▶ Supplied information:
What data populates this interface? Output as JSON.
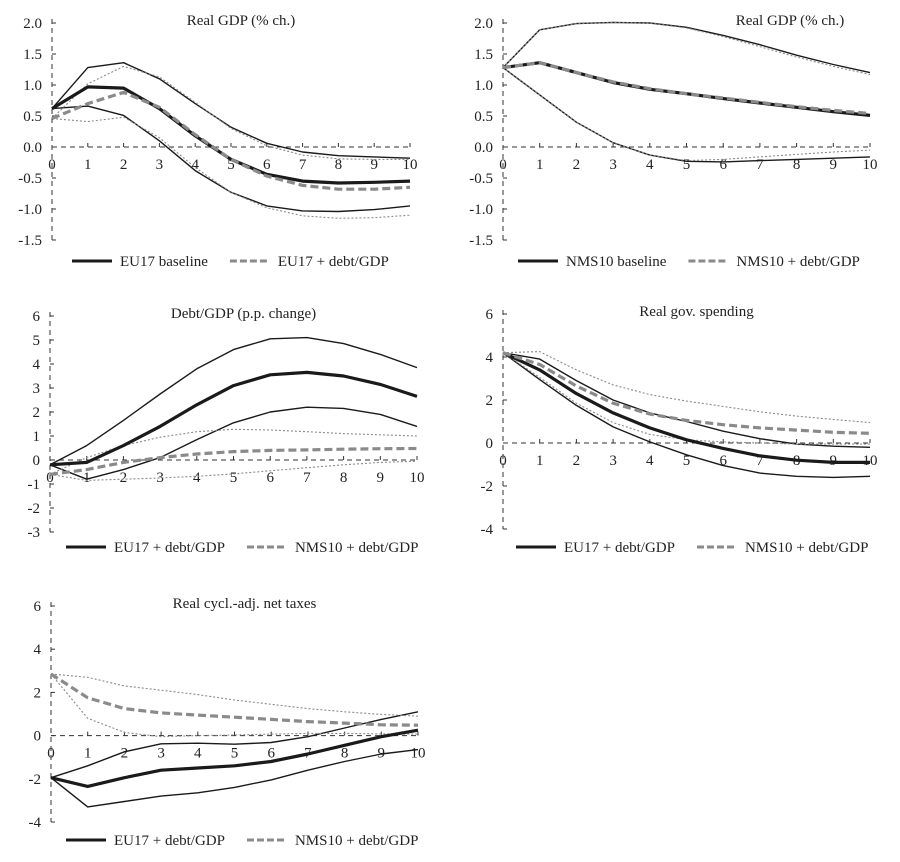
{
  "chart_data": [
    {
      "type": "line",
      "title": "Real GDP (% ch.)",
      "xlabel": "",
      "ylabel": "",
      "x": [
        0,
        1,
        2,
        3,
        4,
        5,
        6,
        7,
        8,
        9,
        10
      ],
      "ylim": [
        -1.5,
        2.0
      ],
      "yticks": [
        "2.0",
        "1.5",
        "1.0",
        "0.5",
        "0.0",
        "-0.5",
        "-1.0",
        "-1.5"
      ],
      "ytick_values": [
        2.0,
        1.5,
        1.0,
        0.5,
        0.0,
        -0.5,
        -1.0,
        -1.5
      ],
      "xticks": [
        "0",
        "1",
        "2",
        "3",
        "4",
        "5",
        "6",
        "7",
        "8",
        "9",
        "10"
      ],
      "title_position": "top-center",
      "legend": [
        {
          "label": "EU17 baseline",
          "style": "solid-black"
        },
        {
          "label": "EU17 + debt/GDP",
          "style": "dashed-gray"
        }
      ],
      "series": [
        {
          "name": "EU17 baseline",
          "role": "median",
          "style": "solid-black-thick",
          "values": [
            0.62,
            0.97,
            0.95,
            0.62,
            0.18,
            -0.2,
            -0.44,
            -0.55,
            -0.58,
            -0.57,
            -0.55
          ]
        },
        {
          "name": "EU17 baseline upper",
          "role": "band",
          "style": "solid-black-thin",
          "values": [
            0.62,
            1.28,
            1.36,
            1.1,
            0.7,
            0.32,
            0.06,
            -0.08,
            -0.14,
            -0.16,
            -0.18
          ]
        },
        {
          "name": "EU17 baseline lower",
          "role": "band",
          "style": "solid-black-thin",
          "values": [
            0.62,
            0.66,
            0.51,
            0.1,
            -0.38,
            -0.73,
            -0.95,
            -1.03,
            -1.04,
            -1.01,
            -0.95
          ]
        },
        {
          "name": "EU17 + debt/GDP",
          "role": "median",
          "style": "dashed-gray-thick",
          "values": [
            0.46,
            0.7,
            0.88,
            0.64,
            0.2,
            -0.2,
            -0.47,
            -0.62,
            -0.68,
            -0.68,
            -0.65
          ]
        },
        {
          "name": "EU17 + debt/GDP upper",
          "role": "band",
          "style": "dotted-gray",
          "values": [
            0.46,
            1.02,
            1.3,
            1.13,
            0.72,
            0.3,
            0.02,
            -0.13,
            -0.19,
            -0.2,
            -0.2
          ]
        },
        {
          "name": "EU17 + debt/GDP lower",
          "role": "band",
          "style": "dotted-gray",
          "values": [
            0.46,
            0.41,
            0.48,
            0.15,
            -0.33,
            -0.73,
            -0.98,
            -1.11,
            -1.15,
            -1.14,
            -1.1
          ]
        }
      ]
    },
    {
      "type": "line",
      "title": "Real GDP (% ch.)",
      "xlabel": "",
      "ylabel": "",
      "x": [
        0,
        1,
        2,
        3,
        4,
        5,
        6,
        7,
        8,
        9,
        10
      ],
      "ylim": [
        -1.5,
        2.0
      ],
      "yticks": [
        "2.0",
        "1.5",
        "1.0",
        "0.5",
        "0.0",
        "-0.5",
        "-1.0",
        "-1.5"
      ],
      "ytick_values": [
        2.0,
        1.5,
        1.0,
        0.5,
        0.0,
        -0.5,
        -1.0,
        -1.5
      ],
      "xticks": [
        "0",
        "1",
        "2",
        "3",
        "4",
        "5",
        "6",
        "7",
        "8",
        "9",
        "10"
      ],
      "title_position": "top-right",
      "legend": [
        {
          "label": "NMS10 baseline",
          "style": "solid-black"
        },
        {
          "label": "NMS10 + debt/GDP",
          "style": "dashed-gray"
        }
      ],
      "series": [
        {
          "name": "NMS10 baseline",
          "role": "median",
          "style": "solid-black-thick",
          "values": [
            1.28,
            1.36,
            1.2,
            1.04,
            0.93,
            0.86,
            0.78,
            0.71,
            0.64,
            0.57,
            0.51
          ]
        },
        {
          "name": "NMS10 baseline upper",
          "role": "band",
          "style": "solid-black-thin",
          "values": [
            1.28,
            1.89,
            1.99,
            2.01,
            2.0,
            1.93,
            1.8,
            1.65,
            1.48,
            1.33,
            1.2
          ]
        },
        {
          "name": "NMS10 baseline lower",
          "role": "band",
          "style": "solid-black-thin",
          "values": [
            1.28,
            0.84,
            0.4,
            0.07,
            -0.13,
            -0.23,
            -0.24,
            -0.22,
            -0.2,
            -0.18,
            -0.16
          ]
        },
        {
          "name": "NMS10 + debt/GDP",
          "role": "median",
          "style": "dashed-gray-thick",
          "values": [
            1.28,
            1.36,
            1.2,
            1.05,
            0.94,
            0.86,
            0.79,
            0.72,
            0.65,
            0.59,
            0.54
          ]
        },
        {
          "name": "NMS10 + debt/GDP upper",
          "role": "band",
          "style": "dotted-gray",
          "values": [
            1.28,
            1.89,
            1.99,
            2.01,
            2.0,
            1.92,
            1.78,
            1.62,
            1.45,
            1.3,
            1.17
          ]
        },
        {
          "name": "NMS10 + debt/GDP lower",
          "role": "band",
          "style": "dotted-gray",
          "values": [
            1.28,
            0.84,
            0.4,
            0.07,
            -0.13,
            -0.22,
            -0.2,
            -0.16,
            -0.12,
            -0.08,
            -0.05
          ]
        }
      ]
    },
    {
      "type": "line",
      "title": "Debt/GDP (p.p. change)",
      "xlabel": "",
      "ylabel": "",
      "x": [
        0,
        1,
        2,
        3,
        4,
        5,
        6,
        7,
        8,
        9,
        10
      ],
      "ylim": [
        -3,
        6
      ],
      "yticks": [
        "6",
        "5",
        "4",
        "3",
        "2",
        "1",
        "0",
        "-1",
        "-2",
        "-3"
      ],
      "ytick_values": [
        6,
        5,
        4,
        3,
        2,
        1,
        0,
        -1,
        -2,
        -3
      ],
      "xticks": [
        "0",
        "1",
        "2",
        "3",
        "4",
        "5",
        "6",
        "7",
        "8",
        "9",
        "10"
      ],
      "title_position": "top-center",
      "legend": [
        {
          "label": "EU17 + debt/GDP",
          "style": "solid-black"
        },
        {
          "label": "NMS10 + debt/GDP",
          "style": "dashed-gray"
        }
      ],
      "series": [
        {
          "name": "EU17 + debt/GDP",
          "role": "median",
          "style": "solid-black-thick",
          "values": [
            -0.2,
            -0.1,
            0.6,
            1.4,
            2.3,
            3.1,
            3.55,
            3.65,
            3.5,
            3.15,
            2.65
          ]
        },
        {
          "name": "EU17 + debt/GDP upper",
          "role": "band",
          "style": "solid-black-thin",
          "values": [
            -0.2,
            0.6,
            1.65,
            2.75,
            3.8,
            4.6,
            5.05,
            5.1,
            4.85,
            4.4,
            3.85
          ]
        },
        {
          "name": "EU17 + debt/GDP lower",
          "role": "band",
          "style": "solid-black-thin",
          "values": [
            -0.2,
            -0.8,
            -0.4,
            0.1,
            0.85,
            1.55,
            2.0,
            2.2,
            2.15,
            1.9,
            1.4
          ]
        },
        {
          "name": "NMS10 + debt/GDP",
          "role": "median",
          "style": "dashed-gray-thick",
          "values": [
            -0.6,
            -0.4,
            -0.1,
            0.1,
            0.25,
            0.35,
            0.4,
            0.42,
            0.45,
            0.47,
            0.48
          ]
        },
        {
          "name": "NMS10 + debt/GDP upper",
          "role": "band",
          "style": "dotted-gray",
          "values": [
            -0.6,
            0.1,
            0.6,
            0.95,
            1.18,
            1.28,
            1.25,
            1.18,
            1.1,
            1.05,
            1.0
          ]
        },
        {
          "name": "NMS10 + debt/GDP lower",
          "role": "band",
          "style": "dotted-gray",
          "values": [
            -0.6,
            -0.85,
            -0.8,
            -0.75,
            -0.68,
            -0.58,
            -0.45,
            -0.32,
            -0.2,
            -0.1,
            -0.05
          ]
        }
      ]
    },
    {
      "type": "line",
      "title": "Real gov. spending",
      "xlabel": "",
      "ylabel": "",
      "x": [
        0,
        1,
        2,
        3,
        4,
        5,
        6,
        7,
        8,
        9,
        10
      ],
      "ylim": [
        -4,
        6
      ],
      "yticks": [
        "6",
        "4",
        "2",
        "0",
        "-2",
        "-4"
      ],
      "ytick_values": [
        6,
        4,
        2,
        0,
        -2,
        -4
      ],
      "xticks": [
        "0",
        "1",
        "2",
        "3",
        "4",
        "5",
        "6",
        "7",
        "8",
        "9",
        "10"
      ],
      "title_position": "top-center",
      "legend": [
        {
          "label": "EU17 + debt/GDP",
          "style": "solid-black"
        },
        {
          "label": "NMS10 + debt/GDP",
          "style": "dashed-gray"
        }
      ],
      "series": [
        {
          "name": "EU17 + debt/GDP",
          "role": "median",
          "style": "solid-black-thick",
          "values": [
            4.2,
            3.4,
            2.3,
            1.4,
            0.7,
            0.15,
            -0.25,
            -0.6,
            -0.8,
            -0.9,
            -0.9
          ]
        },
        {
          "name": "EU17 + debt/GDP upper",
          "role": "band",
          "style": "solid-black-thin",
          "values": [
            4.2,
            3.9,
            2.9,
            2.0,
            1.4,
            1.0,
            0.55,
            0.2,
            -0.05,
            -0.15,
            -0.2
          ]
        },
        {
          "name": "EU17 + debt/GDP lower",
          "role": "band",
          "style": "solid-black-thin",
          "values": [
            4.2,
            2.95,
            1.75,
            0.75,
            0.05,
            -0.55,
            -1.05,
            -1.4,
            -1.55,
            -1.6,
            -1.55
          ]
        },
        {
          "name": "NMS10 + debt/GDP",
          "role": "median",
          "style": "dashed-gray-thick",
          "values": [
            4.2,
            3.65,
            2.65,
            1.85,
            1.35,
            1.05,
            0.85,
            0.7,
            0.6,
            0.5,
            0.45
          ]
        },
        {
          "name": "NMS10 + debt/GDP upper",
          "role": "band",
          "style": "dotted-gray",
          "values": [
            4.2,
            4.25,
            3.4,
            2.7,
            2.25,
            1.95,
            1.7,
            1.45,
            1.25,
            1.1,
            0.95
          ]
        },
        {
          "name": "NMS10 + debt/GDP lower",
          "role": "band",
          "style": "dotted-gray",
          "values": [
            4.2,
            3.05,
            1.85,
            0.95,
            0.4,
            0.15,
            0.05,
            0.0,
            -0.05,
            -0.05,
            -0.05
          ]
        }
      ]
    },
    {
      "type": "line",
      "title": "Real cycl.-adj. net taxes",
      "xlabel": "",
      "ylabel": "",
      "x": [
        0,
        1,
        2,
        3,
        4,
        5,
        6,
        7,
        8,
        9,
        10
      ],
      "ylim": [
        -4,
        6
      ],
      "yticks": [
        "6",
        "4",
        "2",
        "0",
        "-2",
        "-4"
      ],
      "ytick_values": [
        6,
        4,
        2,
        0,
        -2,
        -4
      ],
      "xticks": [
        "0",
        "1",
        "2",
        "3",
        "4",
        "5",
        "6",
        "7",
        "8",
        "9",
        "10"
      ],
      "title_position": "top-center",
      "legend": [
        {
          "label": "EU17 + debt/GDP",
          "style": "solid-black"
        },
        {
          "label": "NMS10 + debt/GDP",
          "style": "dashed-gray"
        }
      ],
      "series": [
        {
          "name": "EU17 + debt/GDP",
          "role": "median",
          "style": "solid-black-thick",
          "values": [
            -1.95,
            -2.35,
            -1.95,
            -1.6,
            -1.5,
            -1.4,
            -1.2,
            -0.85,
            -0.45,
            -0.05,
            0.25
          ]
        },
        {
          "name": "EU17 + debt/GDP upper",
          "role": "band",
          "style": "solid-black-thin",
          "values": [
            -1.95,
            -1.4,
            -0.75,
            -0.38,
            -0.35,
            -0.4,
            -0.32,
            -0.05,
            0.35,
            0.75,
            1.1
          ]
        },
        {
          "name": "EU17 + debt/GDP lower",
          "role": "band",
          "style": "solid-black-thin",
          "values": [
            -1.95,
            -3.3,
            -3.05,
            -2.8,
            -2.65,
            -2.4,
            -2.05,
            -1.6,
            -1.2,
            -0.85,
            -0.65
          ]
        },
        {
          "name": "NMS10 + debt/GDP",
          "role": "median",
          "style": "dashed-gray-thick",
          "values": [
            2.85,
            1.75,
            1.25,
            1.05,
            0.95,
            0.85,
            0.75,
            0.65,
            0.58,
            0.5,
            0.48
          ]
        },
        {
          "name": "NMS10 + debt/GDP upper",
          "role": "band",
          "style": "dotted-gray",
          "values": [
            2.85,
            2.7,
            2.3,
            2.1,
            1.9,
            1.65,
            1.45,
            1.25,
            1.1,
            0.98,
            0.9
          ]
        },
        {
          "name": "NMS10 + debt/GDP lower",
          "role": "band",
          "style": "dotted-gray",
          "values": [
            2.85,
            0.8,
            0.15,
            -0.05,
            0.0,
            0.03,
            0.07,
            0.1,
            0.1,
            0.08,
            0.07
          ]
        }
      ]
    }
  ]
}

▶ Written request:
Which lines contain the word "Real"? Copy each one.

▶ Answer in full:
      "title": "Real GDP (% ch.)",
      "title": "Real GDP (% ch.)",
      "title": "Real gov. spending",
      "title": "Real cycl.-adj. net taxes",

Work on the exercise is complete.